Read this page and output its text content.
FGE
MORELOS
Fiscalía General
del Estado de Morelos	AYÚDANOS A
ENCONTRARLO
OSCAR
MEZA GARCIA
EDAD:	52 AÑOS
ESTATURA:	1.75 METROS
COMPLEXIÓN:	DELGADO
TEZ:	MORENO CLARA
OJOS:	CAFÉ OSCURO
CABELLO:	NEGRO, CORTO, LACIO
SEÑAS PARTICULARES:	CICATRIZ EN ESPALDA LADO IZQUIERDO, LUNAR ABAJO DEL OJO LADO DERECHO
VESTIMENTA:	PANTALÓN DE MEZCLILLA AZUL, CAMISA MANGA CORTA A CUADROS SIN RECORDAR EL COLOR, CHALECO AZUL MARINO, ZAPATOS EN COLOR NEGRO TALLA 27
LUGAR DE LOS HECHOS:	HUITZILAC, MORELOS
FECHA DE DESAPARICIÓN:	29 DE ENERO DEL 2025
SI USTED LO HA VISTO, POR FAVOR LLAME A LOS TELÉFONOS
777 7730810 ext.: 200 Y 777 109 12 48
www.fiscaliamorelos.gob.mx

================================

SHORT TASK: Please copy out each record, character for character.

ANSWER FOR THIS EXERCISE:
Read this page and output its text content.
FGE
MORELOS
Fiscalía General
del Estado de Morelos	AYÚDANOS A
ENCONTRARLO
OSCAR
MEZA GARCIA
EDAD:	52 AÑOS
ESTATURA:	1.75 METROS
COMPLEXIÓN:	DELGADO
TEZ:	MORENO CLARA
OJOS:	CAFÉ OSCURO
CABELLO:	NEGRO, CORTO, LACIO
SEÑAS PARTICULARES:	CICATRIZ EN ESPALDA LADO IZQUIERDO, LUNAR ABAJO DEL OJO LADO DERECHO
VESTIMENTA:	PANTALÓN DE MEZCLILLA AZUL, CAMISA MANGA CORTA A CUADROS SIN RECORDAR EL COLOR, CHALECO AZUL MARINO, ZAPATOS EN COLOR NEGRO TALLA 27
LUGAR DE LOS HECHOS:	HUITZILAC, MORELOS
FECHA DE DESAPARICIÓN:	29 DE ENERO DEL 2025
SI USTED LO HA VISTO, POR FAVOR LLAME A LOS TELÉFONOS
777 7730810 ext.: 200 Y 777 109 12 48
www.fiscaliamorelos.gob.mx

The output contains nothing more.